Stored data entries:
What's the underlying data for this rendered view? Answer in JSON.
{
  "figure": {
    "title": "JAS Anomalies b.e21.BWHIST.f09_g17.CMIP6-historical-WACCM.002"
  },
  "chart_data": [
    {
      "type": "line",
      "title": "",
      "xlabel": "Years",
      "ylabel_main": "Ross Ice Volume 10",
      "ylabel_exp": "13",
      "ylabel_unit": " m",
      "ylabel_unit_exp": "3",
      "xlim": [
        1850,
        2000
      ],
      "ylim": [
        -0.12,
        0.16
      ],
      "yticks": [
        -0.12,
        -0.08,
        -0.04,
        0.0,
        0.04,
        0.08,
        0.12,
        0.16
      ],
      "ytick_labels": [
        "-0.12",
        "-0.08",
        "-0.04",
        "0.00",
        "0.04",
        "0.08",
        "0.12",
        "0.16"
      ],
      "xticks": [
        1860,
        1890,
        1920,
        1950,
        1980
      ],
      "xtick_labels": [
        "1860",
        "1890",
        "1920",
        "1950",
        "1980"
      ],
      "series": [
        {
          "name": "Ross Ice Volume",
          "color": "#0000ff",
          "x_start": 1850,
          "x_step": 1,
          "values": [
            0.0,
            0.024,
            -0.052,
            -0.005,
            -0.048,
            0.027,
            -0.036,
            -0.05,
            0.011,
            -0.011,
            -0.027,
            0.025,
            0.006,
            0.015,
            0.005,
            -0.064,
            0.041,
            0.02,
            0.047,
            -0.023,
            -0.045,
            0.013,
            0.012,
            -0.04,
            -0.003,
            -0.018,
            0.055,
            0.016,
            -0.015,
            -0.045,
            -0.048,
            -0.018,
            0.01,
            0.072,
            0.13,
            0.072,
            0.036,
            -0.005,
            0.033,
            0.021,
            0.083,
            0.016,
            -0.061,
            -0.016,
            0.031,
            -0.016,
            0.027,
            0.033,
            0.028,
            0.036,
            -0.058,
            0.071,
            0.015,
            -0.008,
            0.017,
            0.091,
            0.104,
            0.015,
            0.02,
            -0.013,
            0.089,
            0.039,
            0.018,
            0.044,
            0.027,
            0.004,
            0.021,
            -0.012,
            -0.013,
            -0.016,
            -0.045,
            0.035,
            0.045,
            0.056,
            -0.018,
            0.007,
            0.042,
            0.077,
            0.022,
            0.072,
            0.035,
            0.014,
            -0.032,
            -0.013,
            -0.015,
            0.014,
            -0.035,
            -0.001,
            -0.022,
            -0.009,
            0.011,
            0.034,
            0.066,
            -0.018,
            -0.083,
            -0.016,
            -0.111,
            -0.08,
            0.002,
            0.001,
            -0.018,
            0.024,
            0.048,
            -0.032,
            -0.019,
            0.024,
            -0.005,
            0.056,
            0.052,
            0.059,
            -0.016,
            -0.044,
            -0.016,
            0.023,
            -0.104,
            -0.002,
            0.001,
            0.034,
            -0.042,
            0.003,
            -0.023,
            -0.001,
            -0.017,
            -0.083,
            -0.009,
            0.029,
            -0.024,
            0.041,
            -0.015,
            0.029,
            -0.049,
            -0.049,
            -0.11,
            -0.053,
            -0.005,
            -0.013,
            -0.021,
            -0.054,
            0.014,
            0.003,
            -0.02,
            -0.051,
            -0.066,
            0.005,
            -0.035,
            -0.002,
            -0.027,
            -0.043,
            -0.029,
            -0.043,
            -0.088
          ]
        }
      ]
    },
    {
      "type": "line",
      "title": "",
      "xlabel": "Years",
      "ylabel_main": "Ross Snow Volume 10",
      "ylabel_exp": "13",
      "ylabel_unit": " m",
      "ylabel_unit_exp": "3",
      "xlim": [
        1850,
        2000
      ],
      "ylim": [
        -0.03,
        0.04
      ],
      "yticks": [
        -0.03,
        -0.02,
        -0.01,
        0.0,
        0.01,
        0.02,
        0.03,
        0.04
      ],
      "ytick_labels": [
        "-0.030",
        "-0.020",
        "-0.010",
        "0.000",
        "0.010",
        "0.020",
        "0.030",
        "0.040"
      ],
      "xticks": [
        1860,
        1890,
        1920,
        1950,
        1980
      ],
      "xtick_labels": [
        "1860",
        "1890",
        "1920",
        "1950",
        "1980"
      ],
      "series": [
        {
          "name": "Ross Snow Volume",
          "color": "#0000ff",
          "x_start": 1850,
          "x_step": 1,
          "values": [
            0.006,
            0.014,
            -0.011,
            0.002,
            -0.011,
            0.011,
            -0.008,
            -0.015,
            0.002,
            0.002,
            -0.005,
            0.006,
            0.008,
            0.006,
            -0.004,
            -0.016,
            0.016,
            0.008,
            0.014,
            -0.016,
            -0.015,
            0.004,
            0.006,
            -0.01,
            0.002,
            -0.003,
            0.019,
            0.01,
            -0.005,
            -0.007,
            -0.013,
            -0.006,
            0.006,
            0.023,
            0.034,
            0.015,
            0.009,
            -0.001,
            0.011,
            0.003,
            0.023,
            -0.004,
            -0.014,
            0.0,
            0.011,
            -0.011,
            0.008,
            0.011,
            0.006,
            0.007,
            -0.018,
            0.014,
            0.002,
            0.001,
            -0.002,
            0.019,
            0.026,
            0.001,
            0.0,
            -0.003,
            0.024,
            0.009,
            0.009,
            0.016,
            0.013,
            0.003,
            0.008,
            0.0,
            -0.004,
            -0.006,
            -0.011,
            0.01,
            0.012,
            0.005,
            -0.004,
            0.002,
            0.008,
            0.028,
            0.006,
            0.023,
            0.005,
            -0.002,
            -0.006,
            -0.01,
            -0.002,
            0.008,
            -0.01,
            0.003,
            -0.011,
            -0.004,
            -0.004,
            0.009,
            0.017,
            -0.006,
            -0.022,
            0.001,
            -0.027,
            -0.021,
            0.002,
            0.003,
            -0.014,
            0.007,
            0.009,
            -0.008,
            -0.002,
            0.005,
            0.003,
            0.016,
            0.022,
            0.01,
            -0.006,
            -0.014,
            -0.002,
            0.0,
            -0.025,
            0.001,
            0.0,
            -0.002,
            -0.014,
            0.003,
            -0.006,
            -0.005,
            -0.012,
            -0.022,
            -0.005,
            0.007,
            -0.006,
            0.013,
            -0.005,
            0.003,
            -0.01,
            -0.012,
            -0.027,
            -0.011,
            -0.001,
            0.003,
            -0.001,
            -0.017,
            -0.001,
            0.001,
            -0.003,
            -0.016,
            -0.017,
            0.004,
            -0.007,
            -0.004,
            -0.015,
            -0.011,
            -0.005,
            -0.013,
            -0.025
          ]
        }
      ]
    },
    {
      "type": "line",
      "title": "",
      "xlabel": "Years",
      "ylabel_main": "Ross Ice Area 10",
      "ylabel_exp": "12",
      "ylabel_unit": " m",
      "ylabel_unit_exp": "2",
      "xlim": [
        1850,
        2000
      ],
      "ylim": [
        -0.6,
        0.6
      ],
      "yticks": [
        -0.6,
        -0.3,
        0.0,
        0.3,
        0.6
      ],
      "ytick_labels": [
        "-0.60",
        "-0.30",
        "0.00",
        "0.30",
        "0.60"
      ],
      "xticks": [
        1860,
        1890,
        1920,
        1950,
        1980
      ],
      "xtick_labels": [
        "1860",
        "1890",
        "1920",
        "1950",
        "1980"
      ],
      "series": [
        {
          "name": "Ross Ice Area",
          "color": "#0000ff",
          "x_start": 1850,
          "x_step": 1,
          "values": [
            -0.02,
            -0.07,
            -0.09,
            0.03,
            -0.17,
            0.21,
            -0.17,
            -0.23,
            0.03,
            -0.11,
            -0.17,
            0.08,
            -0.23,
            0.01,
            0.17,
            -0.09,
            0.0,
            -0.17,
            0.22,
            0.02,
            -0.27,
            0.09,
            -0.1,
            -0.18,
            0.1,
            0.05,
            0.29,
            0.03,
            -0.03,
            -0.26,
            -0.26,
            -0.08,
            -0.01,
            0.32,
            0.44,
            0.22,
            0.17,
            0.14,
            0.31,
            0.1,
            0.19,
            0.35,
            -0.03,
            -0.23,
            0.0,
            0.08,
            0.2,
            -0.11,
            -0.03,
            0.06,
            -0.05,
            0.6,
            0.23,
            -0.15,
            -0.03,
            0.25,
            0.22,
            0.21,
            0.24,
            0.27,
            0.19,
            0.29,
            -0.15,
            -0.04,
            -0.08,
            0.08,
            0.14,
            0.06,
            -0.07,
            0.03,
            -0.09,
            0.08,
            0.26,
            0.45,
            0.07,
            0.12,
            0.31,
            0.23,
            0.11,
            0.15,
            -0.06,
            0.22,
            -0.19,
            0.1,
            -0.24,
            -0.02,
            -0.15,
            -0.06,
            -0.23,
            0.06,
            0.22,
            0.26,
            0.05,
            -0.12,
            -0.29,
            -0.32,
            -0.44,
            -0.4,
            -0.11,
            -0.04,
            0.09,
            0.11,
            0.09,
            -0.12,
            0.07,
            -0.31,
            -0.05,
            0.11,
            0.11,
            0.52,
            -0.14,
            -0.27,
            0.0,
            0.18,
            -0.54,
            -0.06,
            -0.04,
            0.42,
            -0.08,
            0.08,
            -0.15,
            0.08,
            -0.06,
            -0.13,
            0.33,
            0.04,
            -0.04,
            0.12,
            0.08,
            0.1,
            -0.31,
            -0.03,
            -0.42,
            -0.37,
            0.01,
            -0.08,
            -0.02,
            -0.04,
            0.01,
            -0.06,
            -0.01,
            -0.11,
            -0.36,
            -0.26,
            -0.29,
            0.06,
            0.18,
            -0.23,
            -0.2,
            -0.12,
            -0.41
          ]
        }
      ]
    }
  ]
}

YOUR OBJECTIVE. Track down every line with the word "Volume" and copy it.

EXERCISE RESPONSE.
      "ylabel_main": "Ross Ice Volume 10",
          "name": "Ross Ice Volume",
      "ylabel_main": "Ross Snow Volume 10",
          "name": "Ross Snow Volume",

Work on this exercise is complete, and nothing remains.